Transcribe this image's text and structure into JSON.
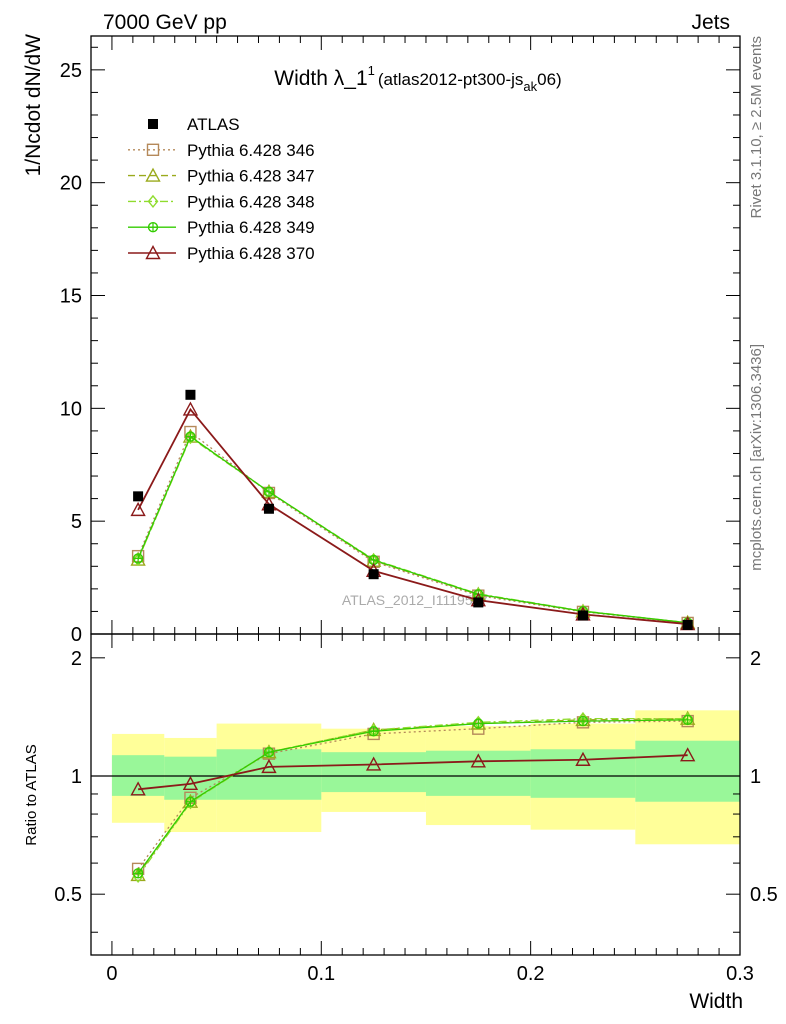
{
  "header": {
    "left": "7000 GeV pp",
    "right": "Jets"
  },
  "title": {
    "main": "Width λ_1",
    "sup": "1",
    "tag_pre": "(atlas2012-pt300-js",
    "tag_sub": "ak",
    "tag_post": "06)"
  },
  "side_labels": {
    "rivet": "Rivet 3.1.10, ≥ 2.5M events",
    "mcplots": "mcplots.cern.ch [arXiv:1306.3436]"
  },
  "watermark": "ATLAS_2012_I1119557",
  "chart_data": [
    {
      "type": "line",
      "title": "Width λ_1^1 (atlas2012-pt300-js_ak06)",
      "xlabel": "Width",
      "ylabel": "1/Ncdot dN/dW",
      "xlim": [
        -0.01,
        0.3
      ],
      "ylim": [
        0,
        26.5
      ],
      "x_ticks": [
        "0",
        "0.1",
        "0.2",
        "0.3"
      ],
      "y_ticks": [
        "0",
        "5",
        "10",
        "15",
        "20",
        "25"
      ],
      "legend_position": "top-left",
      "x": [
        0.0125,
        0.0375,
        0.075,
        0.125,
        0.175,
        0.225,
        0.275
      ],
      "data": {
        "name": "ATLAS",
        "color": "#000000",
        "marker": "filled-square",
        "values": [
          6.1,
          10.6,
          5.55,
          2.65,
          1.4,
          0.82,
          0.4
        ]
      },
      "series": [
        {
          "name": "Pythia 6.428 346",
          "color": "#b5895a",
          "style": "dotted",
          "marker": "open-square",
          "values": [
            3.45,
            8.95,
            6.25,
            3.2,
            1.7,
            0.98,
            0.49
          ]
        },
        {
          "name": "Pythia 6.428 347",
          "color": "#9aaa1c",
          "style": "dashed",
          "marker": "open-triangle",
          "values": [
            3.3,
            8.75,
            6.3,
            3.25,
            1.75,
            1.0,
            0.5
          ]
        },
        {
          "name": "Pythia 6.428 348",
          "color": "#8fdc2e",
          "style": "dashdot",
          "marker": "open-diamond",
          "values": [
            3.3,
            8.7,
            6.3,
            3.3,
            1.78,
            1.02,
            0.5
          ]
        },
        {
          "name": "Pythia 6.428 349",
          "color": "#33cc00",
          "style": "solid",
          "marker": "open-circle-cross",
          "values": [
            3.35,
            8.75,
            6.3,
            3.28,
            1.76,
            1.01,
            0.5
          ]
        },
        {
          "name": "Pythia 6.428 370",
          "color": "#8b1a1a",
          "style": "solid",
          "marker": "open-triangle",
          "values": [
            5.5,
            9.95,
            5.75,
            2.8,
            1.5,
            0.87,
            0.44
          ]
        }
      ]
    },
    {
      "type": "line",
      "title": "",
      "xlabel": "Width",
      "ylabel": "Ratio to ATLAS",
      "xlim": [
        -0.01,
        0.3
      ],
      "ylim": [
        0.35,
        2.3
      ],
      "x_ticks": [
        "0",
        "0.1",
        "0.2",
        "0.3"
      ],
      "y_ticks": [
        "0.5",
        "1",
        "2"
      ],
      "bins": [
        [
          0,
          0.025
        ],
        [
          0.025,
          0.05
        ],
        [
          0.05,
          0.1
        ],
        [
          0.1,
          0.15
        ],
        [
          0.15,
          0.2
        ],
        [
          0.2,
          0.25
        ],
        [
          0.25,
          0.3
        ]
      ],
      "band_stat": {
        "color": "#99f799",
        "lo": [
          0.89,
          0.87,
          0.87,
          0.91,
          0.89,
          0.88,
          0.86
        ],
        "hi": [
          1.13,
          1.12,
          1.17,
          1.15,
          1.16,
          1.17,
          1.23
        ]
      },
      "band_total": {
        "color": "#ffff99",
        "lo": [
          0.76,
          0.72,
          0.72,
          0.81,
          0.75,
          0.73,
          0.67
        ],
        "hi": [
          1.28,
          1.25,
          1.36,
          1.32,
          1.34,
          1.36,
          1.47
        ]
      },
      "x": [
        0.0125,
        0.0375,
        0.075,
        0.125,
        0.175,
        0.225,
        0.275
      ],
      "series": [
        {
          "name": "Pythia 6.428 346",
          "values": [
            0.58,
            0.88,
            1.14,
            1.28,
            1.32,
            1.37,
            1.38
          ]
        },
        {
          "name": "Pythia 6.428 347",
          "values": [
            0.56,
            0.86,
            1.15,
            1.31,
            1.36,
            1.39,
            1.4
          ]
        },
        {
          "name": "Pythia 6.428 348",
          "values": [
            0.555,
            0.855,
            1.15,
            1.31,
            1.37,
            1.4,
            1.4
          ]
        },
        {
          "name": "Pythia 6.428 349",
          "values": [
            0.565,
            0.86,
            1.15,
            1.3,
            1.36,
            1.38,
            1.39
          ]
        },
        {
          "name": "Pythia 6.428 370",
          "values": [
            0.925,
            0.955,
            1.055,
            1.07,
            1.09,
            1.1,
            1.13
          ]
        }
      ]
    }
  ]
}
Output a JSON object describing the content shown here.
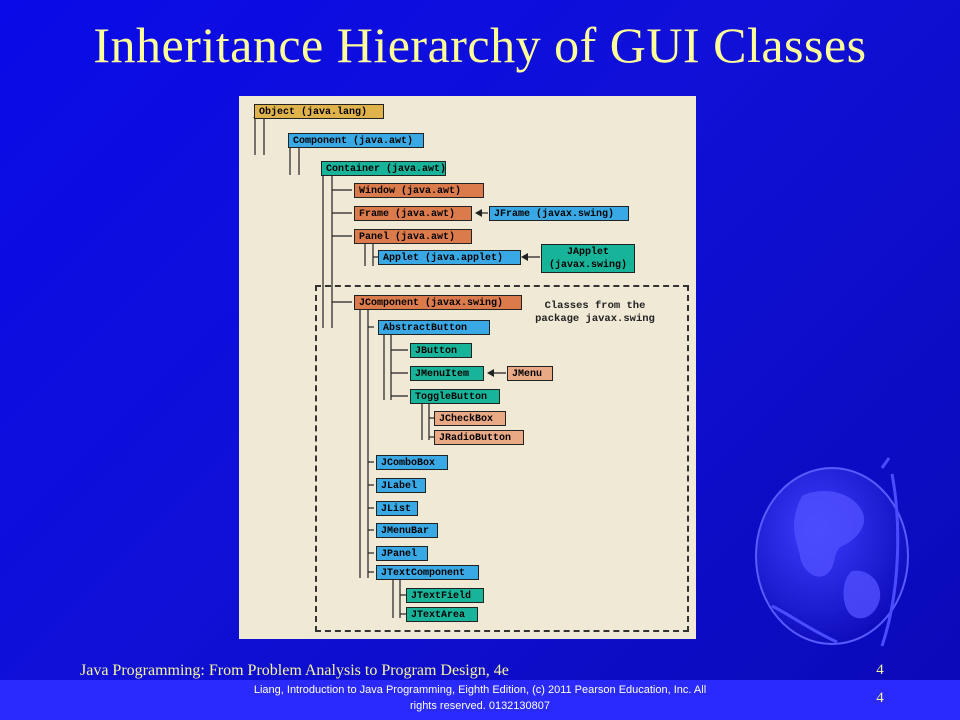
{
  "slide": {
    "title": "Inheritance Hierarchy of GUI Classes",
    "footer": "Java Programming: From Problem Analysis to Program Design, 4e",
    "page_number_top": "4",
    "page_number_bottom": "4",
    "copyright_line1": "Liang, Introduction to Java Programming, Eighth Edition, (c) 2011 Pearson Education, Inc. All",
    "copyright_line2": "rights reserved. 0132130807"
  },
  "diagram": {
    "swing_note_line1": "Classes from the",
    "swing_note_line2": "package javax.swing",
    "colors": {
      "gold": "#e0b24a",
      "blue": "#39a9e6",
      "teal": "#18b49a",
      "orange": "#db7b4b",
      "peach": "#e9a984"
    },
    "nodes": [
      {
        "id": "object",
        "label": "Object (java.lang)",
        "color": "gold"
      },
      {
        "id": "component",
        "label": "Component (java.awt)",
        "color": "blue"
      },
      {
        "id": "container",
        "label": "Container (java.awt)",
        "color": "teal"
      },
      {
        "id": "window",
        "label": "Window (java.awt)",
        "color": "orange"
      },
      {
        "id": "frame",
        "label": "Frame (java.awt)",
        "color": "orange"
      },
      {
        "id": "jframe",
        "label": "JFrame (javax.swing)",
        "color": "blue"
      },
      {
        "id": "panel",
        "label": "Panel (java.awt)",
        "color": "orange"
      },
      {
        "id": "applet",
        "label": "Applet (java.applet)",
        "color": "blue"
      },
      {
        "id": "japplet",
        "label": "JApplet\n(javax.swing)",
        "color": "teal"
      },
      {
        "id": "jcomponent",
        "label": "JComponent (javax.swing)",
        "color": "orange"
      },
      {
        "id": "abstractbutton",
        "label": "AbstractButton",
        "color": "blue"
      },
      {
        "id": "jbutton",
        "label": "JButton",
        "color": "teal"
      },
      {
        "id": "jmenuitem",
        "label": "JMenuItem",
        "color": "teal"
      },
      {
        "id": "jmenu",
        "label": "JMenu",
        "color": "peach"
      },
      {
        "id": "togglebutton",
        "label": "ToggleButton",
        "color": "teal"
      },
      {
        "id": "jcheckbox",
        "label": "JCheckBox",
        "color": "peach"
      },
      {
        "id": "jradiobutton",
        "label": "JRadioButton",
        "color": "peach"
      },
      {
        "id": "jcombobox",
        "label": "JComboBox",
        "color": "blue"
      },
      {
        "id": "jlabel",
        "label": "JLabel",
        "color": "blue"
      },
      {
        "id": "jlist",
        "label": "JList",
        "color": "blue"
      },
      {
        "id": "jmenubar",
        "label": "JMenuBar",
        "color": "blue"
      },
      {
        "id": "jpanel",
        "label": "JPanel",
        "color": "blue"
      },
      {
        "id": "jtextcomponent",
        "label": "JTextComponent",
        "color": "blue"
      },
      {
        "id": "jtextfield",
        "label": "JTextField",
        "color": "teal"
      },
      {
        "id": "jtextarea",
        "label": "JTextArea",
        "color": "teal"
      }
    ]
  }
}
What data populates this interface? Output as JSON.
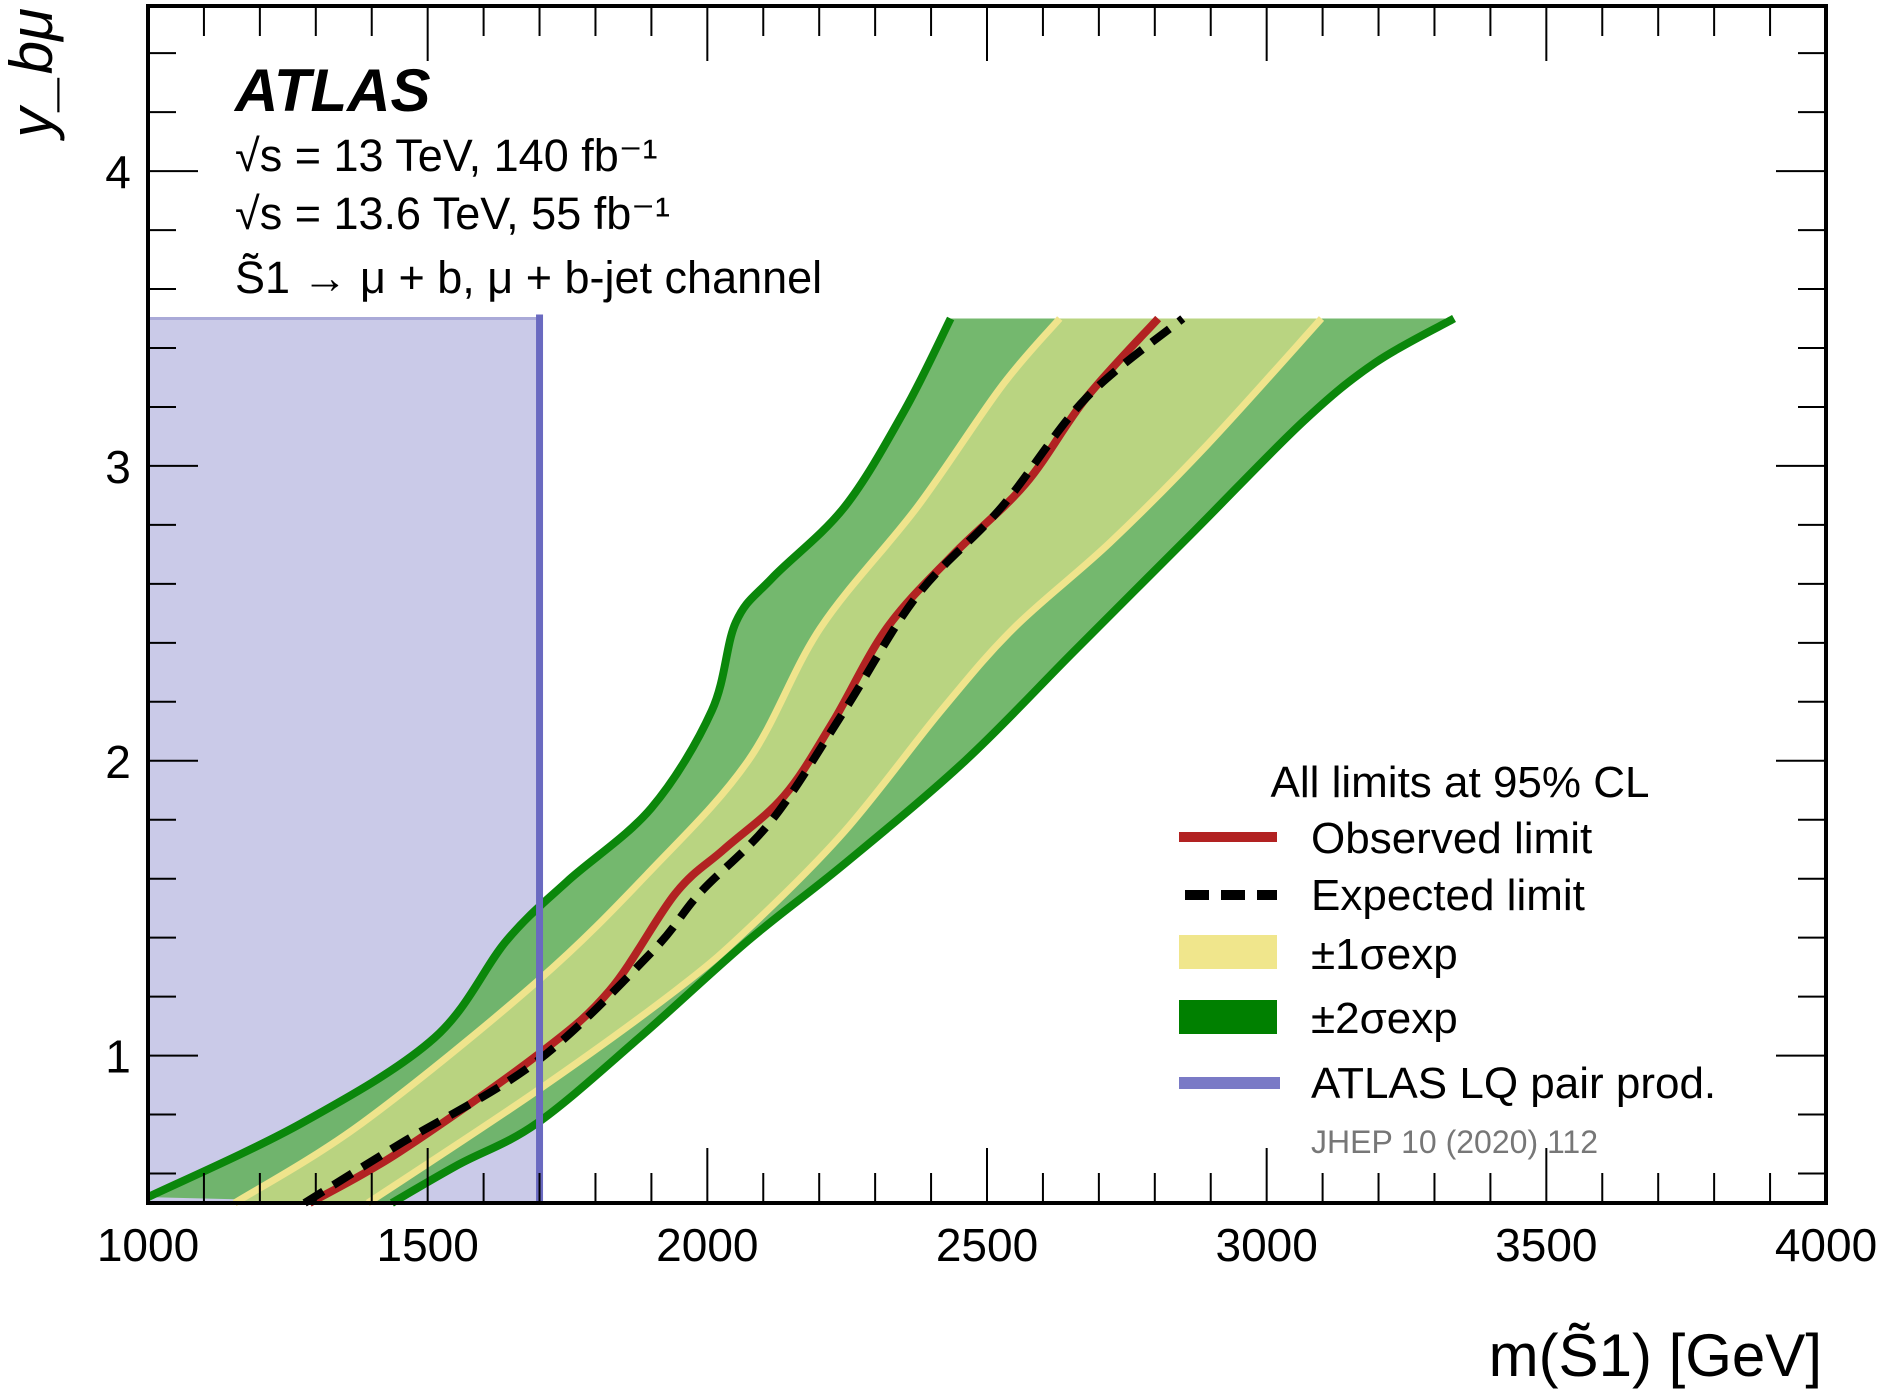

───

WHAT YOU HAVE TO DO
Repeat all the data as it stands, dropping any images it holds.

SOLUTION BELOW
Transcribe this image's text and structure into JSON.
{
  "header": {
    "left": "7000 GeV pp",
    "right": "Jets"
  },
  "title": {
    "main": "Width λ_1",
    "sup": "1",
    "tag_pre": "(atlas2012-pt300-js",
    "tag_sub": "ak",
    "tag_post": "06)"
  },
  "side_labels": {
    "rivet": "Rivet 3.1.10, ≥ 2.5M events",
    "mcplots": "mcplots.cern.ch [arXiv:1306.3436]"
  },
  "watermark": "ATLAS_2012_I1119557",
  "chart_data": [
    {
      "type": "line",
      "title": "Width λ_1^1 (atlas2012-pt300-js_ak06)",
      "xlabel": "Width",
      "ylabel": "1/Ncdot dN/dW",
      "xlim": [
        -0.01,
        0.3
      ],
      "ylim": [
        0,
        26.5
      ],
      "x_ticks": [
        "0",
        "0.1",
        "0.2",
        "0.3"
      ],
      "y_ticks": [
        "0",
        "5",
        "10",
        "15",
        "20",
        "25"
      ],
      "legend_position": "top-left",
      "x": [
        0.0125,
        0.0375,
        0.075,
        0.125,
        0.175,
        0.225,
        0.275
      ],
      "data": {
        "name": "ATLAS",
        "color": "#000000",
        "marker": "filled-square",
        "values": [
          6.1,
          10.6,
          5.55,
          2.65,
          1.4,
          0.82,
          0.4
        ]
      },
      "series": [
        {
          "name": "Pythia 6.428 346",
          "color": "#b5895a",
          "style": "dotted",
          "marker": "open-square",
          "values": [
            3.45,
            8.95,
            6.25,
            3.2,
            1.7,
            0.98,
            0.49
          ]
        },
        {
          "name": "Pythia 6.428 347",
          "color": "#9aaa1c",
          "style": "dashed",
          "marker": "open-triangle",
          "values": [
            3.3,
            8.75,
            6.3,
            3.25,
            1.75,
            1.0,
            0.5
          ]
        },
        {
          "name": "Pythia 6.428 348",
          "color": "#8fdc2e",
          "style": "dashdot",
          "marker": "open-diamond",
          "values": [
            3.3,
            8.7,
            6.3,
            3.3,
            1.78,
            1.02,
            0.5
          ]
        },
        {
          "name": "Pythia 6.428 349",
          "color": "#33cc00",
          "style": "solid",
          "marker": "open-circle-cross",
          "values": [
            3.35,
            8.75,
            6.3,
            3.28,
            1.76,
            1.01,
            0.5
          ]
        },
        {
          "name": "Pythia 6.428 370",
          "color": "#8b1a1a",
          "style": "solid",
          "marker": "open-triangle",
          "values": [
            5.5,
            9.95,
            5.75,
            2.8,
            1.5,
            0.87,
            0.44
          ]
        }
      ]
    },
    {
      "type": "line",
      "title": "",
      "xlabel": "Width",
      "ylabel": "Ratio to ATLAS",
      "xlim": [
        -0.01,
        0.3
      ],
      "ylim": [
        0.35,
        2.3
      ],
      "x_ticks": [
        "0",
        "0.1",
        "0.2",
        "0.3"
      ],
      "y_ticks": [
        "0.5",
        "1",
        "2"
      ],
      "bins": [
        [
          0,
          0.025
        ],
        [
          0.025,
          0.05
        ],
        [
          0.05,
          0.1
        ],
        [
          0.1,
          0.15
        ],
        [
          0.15,
          0.2
        ],
        [
          0.2,
          0.25
        ],
        [
          0.25,
          0.3
        ]
      ],
      "band_stat": {
        "color": "#99f799",
        "lo": [
          0.89,
          0.87,
          0.87,
          0.91,
          0.89,
          0.88,
          0.86
        ],
        "hi": [
          1.13,
          1.12,
          1.17,
          1.15,
          1.16,
          1.17,
          1.23
        ]
      },
      "band_total": {
        "color": "#ffff99",
        "lo": [
          0.76,
          0.72,
          0.72,
          0.81,
          0.75,
          0.73,
          0.67
        ],
        "hi": [
          1.28,
          1.25,
          1.36,
          1.32,
          1.34,
          1.36,
          1.47
        ]
      },
      "x": [
        0.0125,
        0.0375,
        0.075,
        0.125,
        0.175,
        0.225,
        0.275
      ],
      "series": [
        {
          "name": "Pythia 6.428 346",
          "values": [
            0.58,
            0.88,
            1.14,
            1.28,
            1.32,
            1.37,
            1.38
          ]
        },
        {
          "name": "Pythia 6.428 347",
          "values": [
            0.56,
            0.86,
            1.15,
            1.31,
            1.36,
            1.39,
            1.4
          ]
        },
        {
          "name": "Pythia 6.428 348",
          "values": [
            0.555,
            0.855,
            1.15,
            1.31,
            1.37,
            1.4,
            1.4
          ]
        },
        {
          "name": "Pythia 6.428 349",
          "values": [
            0.565,
            0.86,
            1.15,
            1.3,
            1.36,
            1.38,
            1.39
          ]
        },
        {
          "name": "Pythia 6.428 370",
          "values": [
            0.925,
            0.955,
            1.055,
            1.07,
            1.09,
            1.1,
            1.13
          ]
        }
      ]
    }
  ]
}
Output a JSON object describing the content shown here.
{
  "slide": {
    "title": "Inheritance Hierarchy of GUI Classes",
    "footer": "Java Programming: From Problem Analysis to Program Design, 4e",
    "page_number_top": "4",
    "page_number_bottom": "4",
    "copyright_line1": "Liang, Introduction to Java Programming, Eighth Edition, (c) 2011 Pearson Education, Inc. All",
    "copyright_line2": "rights reserved. 0132130807"
  },
  "diagram": {
    "swing_note_line1": "Classes from the",
    "swing_note_line2": "package javax.swing",
    "colors": {
      "gold": "#e0b24a",
      "blue": "#39a9e6",
      "teal": "#18b49a",
      "orange": "#db7b4b",
      "peach": "#e9a984"
    },
    "nodes": [
      {
        "id": "object",
        "label": "Object (java.lang)",
        "color": "gold"
      },
      {
        "id": "component",
        "label": "Component (java.awt)",
        "color": "blue"
      },
      {
        "id": "container",
        "label": "Container (java.awt)",
        "color": "teal"
      },
      {
        "id": "window",
        "label": "Window (java.awt)",
        "color": "orange"
      },
      {
        "id": "frame",
        "label": "Frame (java.awt)",
        "color": "orange"
      },
      {
        "id": "jframe",
        "label": "JFrame (javax.swing)",
        "color": "blue"
      },
      {
        "id": "panel",
        "label": "Panel (java.awt)",
        "color": "orange"
      },
      {
        "id": "applet",
        "label": "Applet (java.applet)",
        "color": "blue"
      },
      {
        "id": "japplet",
        "label": "JApplet\n(javax.swing)",
        "color": "teal"
      },
      {
        "id": "jcomponent",
        "label": "JComponent (javax.swing)",
        "color": "orange"
      },
      {
        "id": "abstractbutton",
        "label": "AbstractButton",
        "color": "blue"
      },
      {
        "id": "jbutton",
        "label": "JButton",
        "color": "teal"
      },
      {
        "id": "jmenuitem",
        "label": "JMenuItem",
        "color": "teal"
      },
      {
        "id": "jmenu",
        "label": "JMenu",
        "color": "peach"
      },
      {
        "id": "togglebutton",
        "label": "ToggleButton",
        "color": "teal"
      },
      {
        "id": "jcheckbox",
        "label": "JCheckBox",
        "color": "peach"
      },
      {
        "id": "jradiobutton",
        "label": "JRadioButton",
        "color": "peach"
      },
      {
        "id": "jcombobox",
        "label": "JComboBox",
        "color": "blue"
      },
      {
        "id": "jlabel",
        "label": "JLabel",
        "color": "blue"
      },
      {
        "id": "jlist",
        "label": "JList",
        "color": "blue"
      },
      {
        "id": "jmenubar",
        "label": "JMenuBar",
        "color": "blue"
      },
      {
        "id": "jpanel",
        "label": "JPanel",
        "color": "blue"
      },
      {
        "id": "jtextcomponent",
        "label": "JTextComponent",
        "color": "blue"
      },
      {
        "id": "jtextfield",
        "label": "JTextField",
        "color": "teal"
      },
      {
        "id": "jtextarea",
        "label": "JTextArea",
        "color": "teal"
      }
    ]
  }
}
What data populates this interface? Output as JSON.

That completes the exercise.